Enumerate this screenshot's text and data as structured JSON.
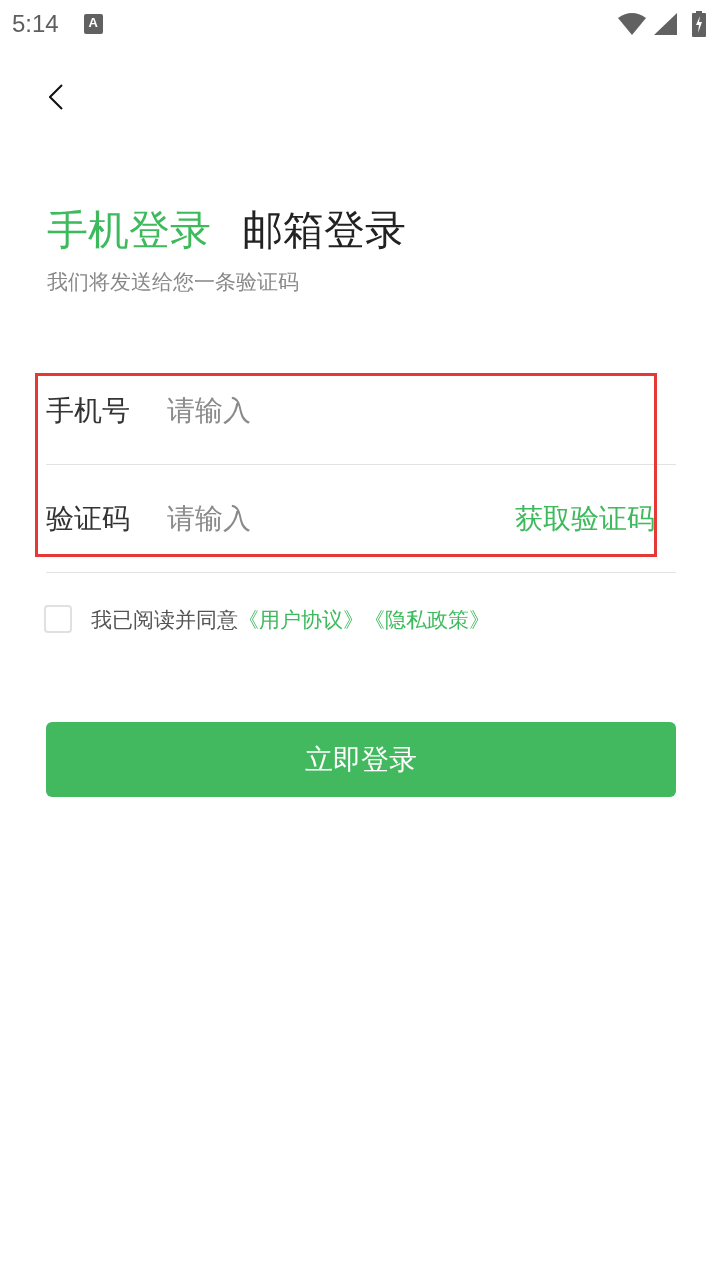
{
  "status_bar": {
    "time": "5:14",
    "notification_glyph": "A"
  },
  "tabs": [
    {
      "label": "手机登录",
      "selected": true
    },
    {
      "label": "邮箱登录",
      "selected": false
    }
  ],
  "subtitle": "我们将发送给您一条验证码",
  "form": {
    "highlighted": true,
    "fields": [
      {
        "label": "手机号",
        "placeholder": "请输入"
      },
      {
        "label": "验证码",
        "placeholder": "请输入",
        "action": "获取验证码"
      }
    ]
  },
  "agreement": {
    "checked": false,
    "text": "我已阅读并同意",
    "links": [
      "《用户协议》",
      "《隐私政策》"
    ]
  },
  "submit_button": "立即登录"
}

+ + + + + + +

Exercise =>
Repeat the data exactly, dropping every picture it holds.

Output for this task =>
Enumerate this screenshot's text and data as structured JSON.
{
  "status_bar": {
    "time": "5:14",
    "notification_glyph": "A"
  },
  "tabs": [
    {
      "label": "手机登录",
      "selected": true
    },
    {
      "label": "邮箱登录",
      "selected": false
    }
  ],
  "subtitle": "我们将发送给您一条验证码",
  "form": {
    "highlighted": true,
    "fields": [
      {
        "label": "手机号",
        "placeholder": "请输入"
      },
      {
        "label": "验证码",
        "placeholder": "请输入",
        "action": "获取验证码"
      }
    ]
  },
  "agreement": {
    "checked": false,
    "text": "我已阅读并同意",
    "links": [
      "《用户协议》",
      "《隐私政策》"
    ]
  },
  "submit_button": "立即登录"
}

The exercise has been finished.